▶ [Directions for this task] Check each line of the material. Copy those containing "questions".

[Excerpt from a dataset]
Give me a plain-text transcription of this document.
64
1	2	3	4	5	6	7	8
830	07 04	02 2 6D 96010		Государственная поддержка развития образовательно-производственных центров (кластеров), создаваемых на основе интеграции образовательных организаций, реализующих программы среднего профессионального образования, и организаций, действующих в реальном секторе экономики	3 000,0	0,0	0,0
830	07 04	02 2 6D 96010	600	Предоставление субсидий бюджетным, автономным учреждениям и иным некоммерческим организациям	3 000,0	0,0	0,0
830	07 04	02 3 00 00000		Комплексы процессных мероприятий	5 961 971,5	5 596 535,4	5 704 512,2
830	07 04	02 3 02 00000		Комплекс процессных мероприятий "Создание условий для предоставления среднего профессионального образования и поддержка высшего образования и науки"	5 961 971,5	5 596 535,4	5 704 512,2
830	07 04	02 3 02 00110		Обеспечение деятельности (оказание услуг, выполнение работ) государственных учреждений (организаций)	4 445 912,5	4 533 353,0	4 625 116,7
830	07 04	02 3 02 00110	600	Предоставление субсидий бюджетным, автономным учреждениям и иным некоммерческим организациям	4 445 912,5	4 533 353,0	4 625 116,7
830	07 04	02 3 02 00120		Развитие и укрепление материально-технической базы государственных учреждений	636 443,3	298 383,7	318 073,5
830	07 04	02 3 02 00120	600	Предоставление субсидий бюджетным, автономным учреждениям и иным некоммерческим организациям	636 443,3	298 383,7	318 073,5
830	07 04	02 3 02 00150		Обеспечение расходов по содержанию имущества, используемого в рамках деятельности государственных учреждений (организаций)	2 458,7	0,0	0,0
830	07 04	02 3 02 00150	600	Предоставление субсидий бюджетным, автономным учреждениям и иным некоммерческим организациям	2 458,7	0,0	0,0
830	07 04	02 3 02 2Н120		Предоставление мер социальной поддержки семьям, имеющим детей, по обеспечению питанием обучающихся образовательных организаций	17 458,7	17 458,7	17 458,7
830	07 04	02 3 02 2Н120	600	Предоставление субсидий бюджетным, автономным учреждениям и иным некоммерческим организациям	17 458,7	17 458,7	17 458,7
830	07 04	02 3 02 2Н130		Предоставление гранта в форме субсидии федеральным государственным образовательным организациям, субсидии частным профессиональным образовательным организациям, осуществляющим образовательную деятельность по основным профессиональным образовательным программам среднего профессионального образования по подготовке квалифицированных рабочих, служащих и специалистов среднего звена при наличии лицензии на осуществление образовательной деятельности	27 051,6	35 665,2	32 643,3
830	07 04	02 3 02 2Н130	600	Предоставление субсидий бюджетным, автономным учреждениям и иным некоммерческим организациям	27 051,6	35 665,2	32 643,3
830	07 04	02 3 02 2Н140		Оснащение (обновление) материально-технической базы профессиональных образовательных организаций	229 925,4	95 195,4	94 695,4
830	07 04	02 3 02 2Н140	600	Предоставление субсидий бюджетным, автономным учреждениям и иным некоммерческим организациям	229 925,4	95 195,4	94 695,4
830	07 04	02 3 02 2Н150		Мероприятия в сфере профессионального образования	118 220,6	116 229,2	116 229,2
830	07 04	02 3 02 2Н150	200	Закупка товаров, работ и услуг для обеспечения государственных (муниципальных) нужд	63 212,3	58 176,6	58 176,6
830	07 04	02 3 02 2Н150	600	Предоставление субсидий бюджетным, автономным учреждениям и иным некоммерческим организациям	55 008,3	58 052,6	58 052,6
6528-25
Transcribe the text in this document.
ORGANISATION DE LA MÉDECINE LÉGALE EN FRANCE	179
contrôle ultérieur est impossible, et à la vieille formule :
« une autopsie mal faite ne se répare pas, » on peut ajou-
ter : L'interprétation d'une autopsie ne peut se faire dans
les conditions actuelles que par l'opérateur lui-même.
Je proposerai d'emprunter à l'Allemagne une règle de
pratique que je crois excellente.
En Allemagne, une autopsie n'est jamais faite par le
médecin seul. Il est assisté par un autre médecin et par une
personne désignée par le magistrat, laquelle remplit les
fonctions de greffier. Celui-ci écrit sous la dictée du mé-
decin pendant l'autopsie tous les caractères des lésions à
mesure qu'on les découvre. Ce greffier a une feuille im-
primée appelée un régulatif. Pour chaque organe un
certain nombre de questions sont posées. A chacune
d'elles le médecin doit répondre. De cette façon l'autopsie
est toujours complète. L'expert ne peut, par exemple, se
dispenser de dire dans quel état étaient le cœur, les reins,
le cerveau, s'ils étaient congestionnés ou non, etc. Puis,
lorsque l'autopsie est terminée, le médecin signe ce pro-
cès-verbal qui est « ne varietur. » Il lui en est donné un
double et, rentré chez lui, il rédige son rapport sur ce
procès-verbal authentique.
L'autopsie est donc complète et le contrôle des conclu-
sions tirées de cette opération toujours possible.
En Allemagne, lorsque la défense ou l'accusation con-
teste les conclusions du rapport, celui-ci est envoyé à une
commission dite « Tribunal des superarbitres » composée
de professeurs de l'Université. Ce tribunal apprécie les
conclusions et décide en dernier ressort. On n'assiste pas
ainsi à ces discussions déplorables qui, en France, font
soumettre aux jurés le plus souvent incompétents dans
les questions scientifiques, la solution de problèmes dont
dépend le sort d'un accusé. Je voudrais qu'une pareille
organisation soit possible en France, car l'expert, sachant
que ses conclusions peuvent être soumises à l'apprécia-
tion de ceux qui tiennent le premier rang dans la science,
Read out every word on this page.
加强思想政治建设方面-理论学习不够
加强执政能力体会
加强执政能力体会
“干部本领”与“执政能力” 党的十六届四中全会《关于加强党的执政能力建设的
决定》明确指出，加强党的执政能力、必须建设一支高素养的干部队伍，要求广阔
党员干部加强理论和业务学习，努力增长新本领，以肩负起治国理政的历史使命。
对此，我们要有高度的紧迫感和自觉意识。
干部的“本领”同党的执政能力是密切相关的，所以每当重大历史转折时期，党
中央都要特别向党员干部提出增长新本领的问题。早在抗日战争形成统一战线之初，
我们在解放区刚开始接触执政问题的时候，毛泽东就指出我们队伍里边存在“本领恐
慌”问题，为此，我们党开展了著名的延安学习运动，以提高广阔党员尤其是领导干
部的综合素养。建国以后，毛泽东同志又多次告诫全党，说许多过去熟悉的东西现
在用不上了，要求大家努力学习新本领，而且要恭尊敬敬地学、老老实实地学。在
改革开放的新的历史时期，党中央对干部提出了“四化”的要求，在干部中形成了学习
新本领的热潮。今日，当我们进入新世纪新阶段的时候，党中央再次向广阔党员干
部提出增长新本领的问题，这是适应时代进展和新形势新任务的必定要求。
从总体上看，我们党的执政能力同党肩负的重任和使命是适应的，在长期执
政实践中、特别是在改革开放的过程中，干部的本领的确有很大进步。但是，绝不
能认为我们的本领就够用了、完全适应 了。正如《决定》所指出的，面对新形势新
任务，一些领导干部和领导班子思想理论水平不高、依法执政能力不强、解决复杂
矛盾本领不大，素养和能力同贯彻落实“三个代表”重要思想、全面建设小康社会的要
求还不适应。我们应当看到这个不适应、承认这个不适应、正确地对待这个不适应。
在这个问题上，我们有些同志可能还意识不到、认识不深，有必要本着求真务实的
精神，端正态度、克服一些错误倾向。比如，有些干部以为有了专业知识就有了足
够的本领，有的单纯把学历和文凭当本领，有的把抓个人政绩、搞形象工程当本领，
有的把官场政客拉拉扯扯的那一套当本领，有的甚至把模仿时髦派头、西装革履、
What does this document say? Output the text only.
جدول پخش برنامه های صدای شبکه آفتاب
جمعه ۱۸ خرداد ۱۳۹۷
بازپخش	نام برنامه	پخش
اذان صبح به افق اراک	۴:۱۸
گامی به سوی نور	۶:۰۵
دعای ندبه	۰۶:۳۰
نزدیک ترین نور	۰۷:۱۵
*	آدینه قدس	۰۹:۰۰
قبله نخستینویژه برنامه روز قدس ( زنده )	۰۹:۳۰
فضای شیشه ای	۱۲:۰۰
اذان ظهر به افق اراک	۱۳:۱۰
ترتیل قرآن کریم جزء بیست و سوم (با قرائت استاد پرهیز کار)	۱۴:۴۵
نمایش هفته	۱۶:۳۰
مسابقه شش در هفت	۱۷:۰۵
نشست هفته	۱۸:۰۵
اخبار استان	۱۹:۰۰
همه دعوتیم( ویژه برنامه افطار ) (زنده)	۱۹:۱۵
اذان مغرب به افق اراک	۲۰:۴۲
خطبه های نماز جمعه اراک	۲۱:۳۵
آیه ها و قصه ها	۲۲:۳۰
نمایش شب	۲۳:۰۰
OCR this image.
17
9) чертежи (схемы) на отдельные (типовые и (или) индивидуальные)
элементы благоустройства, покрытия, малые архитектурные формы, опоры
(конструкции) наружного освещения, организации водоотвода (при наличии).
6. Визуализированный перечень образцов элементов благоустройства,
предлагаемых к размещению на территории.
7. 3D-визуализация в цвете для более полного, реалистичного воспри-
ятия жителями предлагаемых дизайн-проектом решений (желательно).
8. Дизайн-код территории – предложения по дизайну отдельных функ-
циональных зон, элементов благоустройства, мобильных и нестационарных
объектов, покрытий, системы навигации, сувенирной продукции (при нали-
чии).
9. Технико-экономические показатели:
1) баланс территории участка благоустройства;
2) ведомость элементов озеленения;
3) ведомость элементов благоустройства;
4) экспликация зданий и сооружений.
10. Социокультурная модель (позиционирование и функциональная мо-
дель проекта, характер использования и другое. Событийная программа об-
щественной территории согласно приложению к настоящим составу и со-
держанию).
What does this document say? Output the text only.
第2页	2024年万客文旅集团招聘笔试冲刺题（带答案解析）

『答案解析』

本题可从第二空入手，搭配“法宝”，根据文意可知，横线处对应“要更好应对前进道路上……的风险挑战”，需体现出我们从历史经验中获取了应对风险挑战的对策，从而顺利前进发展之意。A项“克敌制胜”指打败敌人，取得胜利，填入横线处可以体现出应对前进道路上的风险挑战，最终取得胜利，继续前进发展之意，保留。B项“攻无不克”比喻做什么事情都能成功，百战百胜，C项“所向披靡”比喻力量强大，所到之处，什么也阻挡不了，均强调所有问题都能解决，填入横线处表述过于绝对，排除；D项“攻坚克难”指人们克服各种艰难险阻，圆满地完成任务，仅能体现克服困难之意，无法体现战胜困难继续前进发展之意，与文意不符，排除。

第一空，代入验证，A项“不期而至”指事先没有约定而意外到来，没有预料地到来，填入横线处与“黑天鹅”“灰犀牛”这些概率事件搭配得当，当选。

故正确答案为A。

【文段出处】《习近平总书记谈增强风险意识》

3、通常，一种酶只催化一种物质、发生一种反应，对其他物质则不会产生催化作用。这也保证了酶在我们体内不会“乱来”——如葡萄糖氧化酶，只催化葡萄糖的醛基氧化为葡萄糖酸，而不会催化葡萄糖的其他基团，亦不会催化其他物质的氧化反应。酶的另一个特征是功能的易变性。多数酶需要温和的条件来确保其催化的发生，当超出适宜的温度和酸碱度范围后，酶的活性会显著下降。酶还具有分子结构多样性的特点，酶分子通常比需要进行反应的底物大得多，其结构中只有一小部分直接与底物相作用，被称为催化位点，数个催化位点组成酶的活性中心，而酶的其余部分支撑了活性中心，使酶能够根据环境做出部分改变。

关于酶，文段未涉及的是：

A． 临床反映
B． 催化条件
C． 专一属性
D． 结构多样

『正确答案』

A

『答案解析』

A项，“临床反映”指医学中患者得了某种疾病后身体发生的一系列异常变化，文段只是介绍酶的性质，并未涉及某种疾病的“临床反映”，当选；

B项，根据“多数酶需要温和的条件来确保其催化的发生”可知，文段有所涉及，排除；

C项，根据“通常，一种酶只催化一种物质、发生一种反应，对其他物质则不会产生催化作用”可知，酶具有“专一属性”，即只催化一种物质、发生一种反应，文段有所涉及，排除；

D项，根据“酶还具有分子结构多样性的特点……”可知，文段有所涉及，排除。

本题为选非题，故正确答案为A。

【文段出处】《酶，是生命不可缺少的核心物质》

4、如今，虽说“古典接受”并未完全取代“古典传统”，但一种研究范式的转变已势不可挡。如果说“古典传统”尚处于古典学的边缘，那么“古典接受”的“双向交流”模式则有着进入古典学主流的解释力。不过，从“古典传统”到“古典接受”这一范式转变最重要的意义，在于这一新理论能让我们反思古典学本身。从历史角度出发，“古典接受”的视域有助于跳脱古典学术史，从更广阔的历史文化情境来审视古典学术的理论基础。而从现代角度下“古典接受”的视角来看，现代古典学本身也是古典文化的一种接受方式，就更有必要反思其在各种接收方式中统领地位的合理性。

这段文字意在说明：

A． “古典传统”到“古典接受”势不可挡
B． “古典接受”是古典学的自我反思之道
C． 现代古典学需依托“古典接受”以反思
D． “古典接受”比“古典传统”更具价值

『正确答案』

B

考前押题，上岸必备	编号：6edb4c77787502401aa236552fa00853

▶ [Exercise response]
certain nombre de questions sont posées. A chacune
les questions scientifiques, la solution de problèmes dont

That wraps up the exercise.